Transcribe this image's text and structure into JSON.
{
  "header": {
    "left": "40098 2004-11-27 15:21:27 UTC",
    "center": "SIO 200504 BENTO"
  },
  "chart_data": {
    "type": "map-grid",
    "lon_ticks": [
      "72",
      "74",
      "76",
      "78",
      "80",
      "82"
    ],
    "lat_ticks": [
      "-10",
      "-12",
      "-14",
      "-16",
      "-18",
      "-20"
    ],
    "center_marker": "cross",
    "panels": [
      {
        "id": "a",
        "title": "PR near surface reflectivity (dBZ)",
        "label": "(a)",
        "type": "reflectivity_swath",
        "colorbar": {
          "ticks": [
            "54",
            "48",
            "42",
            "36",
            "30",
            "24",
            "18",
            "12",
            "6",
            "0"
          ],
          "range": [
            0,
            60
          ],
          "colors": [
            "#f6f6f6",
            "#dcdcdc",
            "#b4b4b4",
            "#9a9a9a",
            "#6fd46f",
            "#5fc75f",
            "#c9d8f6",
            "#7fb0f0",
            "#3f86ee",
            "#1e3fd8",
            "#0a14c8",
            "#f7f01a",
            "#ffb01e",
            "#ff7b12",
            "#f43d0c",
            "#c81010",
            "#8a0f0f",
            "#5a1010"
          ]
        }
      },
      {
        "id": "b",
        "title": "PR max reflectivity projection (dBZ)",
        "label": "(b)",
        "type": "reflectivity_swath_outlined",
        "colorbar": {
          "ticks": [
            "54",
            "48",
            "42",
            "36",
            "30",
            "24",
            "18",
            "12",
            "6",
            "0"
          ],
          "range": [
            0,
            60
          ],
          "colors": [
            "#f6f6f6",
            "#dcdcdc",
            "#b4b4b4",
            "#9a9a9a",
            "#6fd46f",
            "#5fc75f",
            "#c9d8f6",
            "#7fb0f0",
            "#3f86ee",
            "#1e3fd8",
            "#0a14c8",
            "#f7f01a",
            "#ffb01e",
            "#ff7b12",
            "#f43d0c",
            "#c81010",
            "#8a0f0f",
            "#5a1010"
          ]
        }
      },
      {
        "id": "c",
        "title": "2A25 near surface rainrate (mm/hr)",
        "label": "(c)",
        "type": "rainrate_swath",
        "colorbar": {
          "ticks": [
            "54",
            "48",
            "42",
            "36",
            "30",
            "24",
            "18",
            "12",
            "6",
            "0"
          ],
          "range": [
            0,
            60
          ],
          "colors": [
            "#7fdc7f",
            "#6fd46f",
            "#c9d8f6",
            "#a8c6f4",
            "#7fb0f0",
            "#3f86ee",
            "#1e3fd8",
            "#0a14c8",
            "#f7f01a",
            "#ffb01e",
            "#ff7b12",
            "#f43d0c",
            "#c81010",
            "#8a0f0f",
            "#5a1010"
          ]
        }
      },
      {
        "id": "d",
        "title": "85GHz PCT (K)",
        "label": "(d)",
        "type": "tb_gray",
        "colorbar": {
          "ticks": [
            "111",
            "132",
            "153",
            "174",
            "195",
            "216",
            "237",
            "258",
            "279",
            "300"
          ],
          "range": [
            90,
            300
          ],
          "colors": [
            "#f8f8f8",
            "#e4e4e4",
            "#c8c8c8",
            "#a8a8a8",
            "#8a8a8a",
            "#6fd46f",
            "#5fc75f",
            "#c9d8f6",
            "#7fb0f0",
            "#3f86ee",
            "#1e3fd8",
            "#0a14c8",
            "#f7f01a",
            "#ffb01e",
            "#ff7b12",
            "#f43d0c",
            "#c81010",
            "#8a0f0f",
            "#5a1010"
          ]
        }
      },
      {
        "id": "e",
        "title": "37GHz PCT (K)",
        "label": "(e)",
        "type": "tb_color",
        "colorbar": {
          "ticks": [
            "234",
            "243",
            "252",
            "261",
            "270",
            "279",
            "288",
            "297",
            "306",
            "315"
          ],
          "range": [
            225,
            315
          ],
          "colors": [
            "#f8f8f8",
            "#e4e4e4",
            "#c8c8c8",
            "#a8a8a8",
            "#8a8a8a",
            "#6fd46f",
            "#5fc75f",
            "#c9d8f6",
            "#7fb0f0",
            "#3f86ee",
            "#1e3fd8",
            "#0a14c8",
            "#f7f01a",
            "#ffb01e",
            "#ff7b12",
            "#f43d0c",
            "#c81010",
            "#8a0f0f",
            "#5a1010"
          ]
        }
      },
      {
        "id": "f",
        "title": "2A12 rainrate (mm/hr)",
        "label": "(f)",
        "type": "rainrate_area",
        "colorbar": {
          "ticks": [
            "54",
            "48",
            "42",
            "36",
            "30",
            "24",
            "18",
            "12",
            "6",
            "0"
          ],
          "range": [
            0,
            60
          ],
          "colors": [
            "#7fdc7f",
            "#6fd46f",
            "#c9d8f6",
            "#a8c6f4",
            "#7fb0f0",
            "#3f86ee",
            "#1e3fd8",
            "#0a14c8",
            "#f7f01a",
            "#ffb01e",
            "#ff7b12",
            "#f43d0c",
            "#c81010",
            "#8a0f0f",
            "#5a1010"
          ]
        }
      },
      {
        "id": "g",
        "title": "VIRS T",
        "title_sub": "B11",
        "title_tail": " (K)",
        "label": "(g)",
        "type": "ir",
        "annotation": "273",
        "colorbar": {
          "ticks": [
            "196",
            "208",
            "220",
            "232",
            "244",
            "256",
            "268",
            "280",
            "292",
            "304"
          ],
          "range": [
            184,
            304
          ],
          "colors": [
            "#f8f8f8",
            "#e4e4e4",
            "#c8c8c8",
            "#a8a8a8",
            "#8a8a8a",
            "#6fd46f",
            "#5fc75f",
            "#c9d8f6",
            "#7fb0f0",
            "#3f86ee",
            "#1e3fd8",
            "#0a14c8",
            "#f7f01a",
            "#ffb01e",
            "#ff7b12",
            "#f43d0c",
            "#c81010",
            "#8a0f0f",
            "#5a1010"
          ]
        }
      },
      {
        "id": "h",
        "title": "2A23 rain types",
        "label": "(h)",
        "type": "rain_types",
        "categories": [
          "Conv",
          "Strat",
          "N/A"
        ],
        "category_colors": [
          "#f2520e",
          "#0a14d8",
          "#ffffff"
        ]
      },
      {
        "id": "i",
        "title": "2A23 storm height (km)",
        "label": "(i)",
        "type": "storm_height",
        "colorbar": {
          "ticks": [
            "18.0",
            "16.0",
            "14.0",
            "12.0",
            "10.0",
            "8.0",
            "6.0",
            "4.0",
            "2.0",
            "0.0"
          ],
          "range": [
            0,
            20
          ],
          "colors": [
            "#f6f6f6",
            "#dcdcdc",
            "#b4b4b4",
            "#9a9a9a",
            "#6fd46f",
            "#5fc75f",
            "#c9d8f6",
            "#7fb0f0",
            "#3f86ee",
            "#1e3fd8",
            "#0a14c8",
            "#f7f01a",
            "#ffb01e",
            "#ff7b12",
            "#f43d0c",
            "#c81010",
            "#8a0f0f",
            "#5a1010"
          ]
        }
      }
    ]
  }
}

____________

◆ **WORK TO BE COMPLETED**:
Retype the data exactly as given.

◆ **SOLUTION TO THE EXERCISE**:
Transcribe this image's text and structure into JSON.
{
  "header": {
    "left": "40098 2004-11-27 15:21:27 UTC",
    "center": "SIO 200504 BENTO"
  },
  "chart_data": {
    "type": "map-grid",
    "lon_ticks": [
      "72",
      "74",
      "76",
      "78",
      "80",
      "82"
    ],
    "lat_ticks": [
      "-10",
      "-12",
      "-14",
      "-16",
      "-18",
      "-20"
    ],
    "center_marker": "cross",
    "panels": [
      {
        "id": "a",
        "title": "PR near surface reflectivity (dBZ)",
        "label": "(a)",
        "type": "reflectivity_swath",
        "colorbar": {
          "ticks": [
            "54",
            "48",
            "42",
            "36",
            "30",
            "24",
            "18",
            "12",
            "6",
            "0"
          ],
          "range": [
            0,
            60
          ],
          "colors": [
            "#f6f6f6",
            "#dcdcdc",
            "#b4b4b4",
            "#9a9a9a",
            "#6fd46f",
            "#5fc75f",
            "#c9d8f6",
            "#7fb0f0",
            "#3f86ee",
            "#1e3fd8",
            "#0a14c8",
            "#f7f01a",
            "#ffb01e",
            "#ff7b12",
            "#f43d0c",
            "#c81010",
            "#8a0f0f",
            "#5a1010"
          ]
        }
      },
      {
        "id": "b",
        "title": "PR max reflectivity projection (dBZ)",
        "label": "(b)",
        "type": "reflectivity_swath_outlined",
        "colorbar": {
          "ticks": [
            "54",
            "48",
            "42",
            "36",
            "30",
            "24",
            "18",
            "12",
            "6",
            "0"
          ],
          "range": [
            0,
            60
          ],
          "colors": [
            "#f6f6f6",
            "#dcdcdc",
            "#b4b4b4",
            "#9a9a9a",
            "#6fd46f",
            "#5fc75f",
            "#c9d8f6",
            "#7fb0f0",
            "#3f86ee",
            "#1e3fd8",
            "#0a14c8",
            "#f7f01a",
            "#ffb01e",
            "#ff7b12",
            "#f43d0c",
            "#c81010",
            "#8a0f0f",
            "#5a1010"
          ]
        }
      },
      {
        "id": "c",
        "title": "2A25 near surface rainrate (mm/hr)",
        "label": "(c)",
        "type": "rainrate_swath",
        "colorbar": {
          "ticks": [
            "54",
            "48",
            "42",
            "36",
            "30",
            "24",
            "18",
            "12",
            "6",
            "0"
          ],
          "range": [
            0,
            60
          ],
          "colors": [
            "#7fdc7f",
            "#6fd46f",
            "#c9d8f6",
            "#a8c6f4",
            "#7fb0f0",
            "#3f86ee",
            "#1e3fd8",
            "#0a14c8",
            "#f7f01a",
            "#ffb01e",
            "#ff7b12",
            "#f43d0c",
            "#c81010",
            "#8a0f0f",
            "#5a1010"
          ]
        }
      },
      {
        "id": "d",
        "title": "85GHz PCT (K)",
        "label": "(d)",
        "type": "tb_gray",
        "colorbar": {
          "ticks": [
            "111",
            "132",
            "153",
            "174",
            "195",
            "216",
            "237",
            "258",
            "279",
            "300"
          ],
          "range": [
            90,
            300
          ],
          "colors": [
            "#f8f8f8",
            "#e4e4e4",
            "#c8c8c8",
            "#a8a8a8",
            "#8a8a8a",
            "#6fd46f",
            "#5fc75f",
            "#c9d8f6",
            "#7fb0f0",
            "#3f86ee",
            "#1e3fd8",
            "#0a14c8",
            "#f7f01a",
            "#ffb01e",
            "#ff7b12",
            "#f43d0c",
            "#c81010",
            "#8a0f0f",
            "#5a1010"
          ]
        }
      },
      {
        "id": "e",
        "title": "37GHz PCT (K)",
        "label": "(e)",
        "type": "tb_color",
        "colorbar": {
          "ticks": [
            "234",
            "243",
            "252",
            "261",
            "270",
            "279",
            "288",
            "297",
            "306",
            "315"
          ],
          "range": [
            225,
            315
          ],
          "colors": [
            "#f8f8f8",
            "#e4e4e4",
            "#c8c8c8",
            "#a8a8a8",
            "#8a8a8a",
            "#6fd46f",
            "#5fc75f",
            "#c9d8f6",
            "#7fb0f0",
            "#3f86ee",
            "#1e3fd8",
            "#0a14c8",
            "#f7f01a",
            "#ffb01e",
            "#ff7b12",
            "#f43d0c",
            "#c81010",
            "#8a0f0f",
            "#5a1010"
          ]
        }
      },
      {
        "id": "f",
        "title": "2A12 rainrate (mm/hr)",
        "label": "(f)",
        "type": "rainrate_area",
        "colorbar": {
          "ticks": [
            "54",
            "48",
            "42",
            "36",
            "30",
            "24",
            "18",
            "12",
            "6",
            "0"
          ],
          "range": [
            0,
            60
          ],
          "colors": [
            "#7fdc7f",
            "#6fd46f",
            "#c9d8f6",
            "#a8c6f4",
            "#7fb0f0",
            "#3f86ee",
            "#1e3fd8",
            "#0a14c8",
            "#f7f01a",
            "#ffb01e",
            "#ff7b12",
            "#f43d0c",
            "#c81010",
            "#8a0f0f",
            "#5a1010"
          ]
        }
      },
      {
        "id": "g",
        "title": "VIRS T",
        "title_sub": "B11",
        "title_tail": " (K)",
        "label": "(g)",
        "type": "ir",
        "annotation": "273",
        "colorbar": {
          "ticks": [
            "196",
            "208",
            "220",
            "232",
            "244",
            "256",
            "268",
            "280",
            "292",
            "304"
          ],
          "range": [
            184,
            304
          ],
          "colors": [
            "#f8f8f8",
            "#e4e4e4",
            "#c8c8c8",
            "#a8a8a8",
            "#8a8a8a",
            "#6fd46f",
            "#5fc75f",
            "#c9d8f6",
            "#7fb0f0",
            "#3f86ee",
            "#1e3fd8",
            "#0a14c8",
            "#f7f01a",
            "#ffb01e",
            "#ff7b12",
            "#f43d0c",
            "#c81010",
            "#8a0f0f",
            "#5a1010"
          ]
        }
      },
      {
        "id": "h",
        "title": "2A23 rain types",
        "label": "(h)",
        "type": "rain_types",
        "categories": [
          "Conv",
          "Strat",
          "N/A"
        ],
        "category_colors": [
          "#f2520e",
          "#0a14d8",
          "#ffffff"
        ]
      },
      {
        "id": "i",
        "title": "2A23 storm height (km)",
        "label": "(i)",
        "type": "storm_height",
        "colorbar": {
          "ticks": [
            "18.0",
            "16.0",
            "14.0",
            "12.0",
            "10.0",
            "8.0",
            "6.0",
            "4.0",
            "2.0",
            "0.0"
          ],
          "range": [
            0,
            20
          ],
          "colors": [
            "#f6f6f6",
            "#dcdcdc",
            "#b4b4b4",
            "#9a9a9a",
            "#6fd46f",
            "#5fc75f",
            "#c9d8f6",
            "#7fb0f0",
            "#3f86ee",
            "#1e3fd8",
            "#0a14c8",
            "#f7f01a",
            "#ffb01e",
            "#ff7b12",
            "#f43d0c",
            "#c81010",
            "#8a0f0f",
            "#5a1010"
          ]
        }
      }
    ]
  }
}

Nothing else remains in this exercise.